Aim of the task: Word for word, restate every line of the material.

########

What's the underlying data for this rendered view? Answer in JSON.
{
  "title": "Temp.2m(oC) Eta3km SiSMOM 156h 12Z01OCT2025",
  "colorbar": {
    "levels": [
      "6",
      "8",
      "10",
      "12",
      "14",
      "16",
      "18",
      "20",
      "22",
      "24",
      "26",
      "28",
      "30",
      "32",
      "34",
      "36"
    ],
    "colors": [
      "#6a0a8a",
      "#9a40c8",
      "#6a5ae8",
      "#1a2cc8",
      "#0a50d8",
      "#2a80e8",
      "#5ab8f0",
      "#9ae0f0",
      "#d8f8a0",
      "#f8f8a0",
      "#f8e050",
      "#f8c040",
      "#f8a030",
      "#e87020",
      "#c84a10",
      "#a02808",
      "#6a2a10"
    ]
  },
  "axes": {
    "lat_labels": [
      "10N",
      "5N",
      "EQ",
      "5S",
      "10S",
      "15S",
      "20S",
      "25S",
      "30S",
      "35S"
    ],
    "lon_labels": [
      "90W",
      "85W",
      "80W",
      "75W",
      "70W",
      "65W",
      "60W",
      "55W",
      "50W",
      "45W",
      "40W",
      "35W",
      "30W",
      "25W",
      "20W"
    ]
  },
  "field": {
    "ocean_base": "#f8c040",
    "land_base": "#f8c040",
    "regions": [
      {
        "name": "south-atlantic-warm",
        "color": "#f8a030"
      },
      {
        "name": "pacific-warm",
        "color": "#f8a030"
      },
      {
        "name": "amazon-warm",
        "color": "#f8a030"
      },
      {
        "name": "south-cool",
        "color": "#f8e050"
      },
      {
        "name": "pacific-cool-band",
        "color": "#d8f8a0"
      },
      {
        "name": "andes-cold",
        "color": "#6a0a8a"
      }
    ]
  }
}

########

Response:
What's the underlying data for this rendered view? Answer in JSON.
{
  "title": "Temp.2m(oC) Eta3km SiSMOM 156h 12Z01OCT2025",
  "colorbar": {
    "levels": [
      "6",
      "8",
      "10",
      "12",
      "14",
      "16",
      "18",
      "20",
      "22",
      "24",
      "26",
      "28",
      "30",
      "32",
      "34",
      "36"
    ],
    "colors": [
      "#6a0a8a",
      "#9a40c8",
      "#6a5ae8",
      "#1a2cc8",
      "#0a50d8",
      "#2a80e8",
      "#5ab8f0",
      "#9ae0f0",
      "#d8f8a0",
      "#f8f8a0",
      "#f8e050",
      "#f8c040",
      "#f8a030",
      "#e87020",
      "#c84a10",
      "#a02808",
      "#6a2a10"
    ]
  },
  "axes": {
    "lat_labels": [
      "10N",
      "5N",
      "EQ",
      "5S",
      "10S",
      "15S",
      "20S",
      "25S",
      "30S",
      "35S"
    ],
    "lon_labels": [
      "90W",
      "85W",
      "80W",
      "75W",
      "70W",
      "65W",
      "60W",
      "55W",
      "50W",
      "45W",
      "40W",
      "35W",
      "30W",
      "25W",
      "20W"
    ]
  },
  "field": {
    "ocean_base": "#f8c040",
    "land_base": "#f8c040",
    "regions": [
      {
        "name": "south-atlantic-warm",
        "color": "#f8a030"
      },
      {
        "name": "pacific-warm",
        "color": "#f8a030"
      },
      {
        "name": "amazon-warm",
        "color": "#f8a030"
      },
      {
        "name": "south-cool",
        "color": "#f8e050"
      },
      {
        "name": "pacific-cool-band",
        "color": "#d8f8a0"
      },
      {
        "name": "andes-cold",
        "color": "#6a0a8a"
      }
    ]
  }
}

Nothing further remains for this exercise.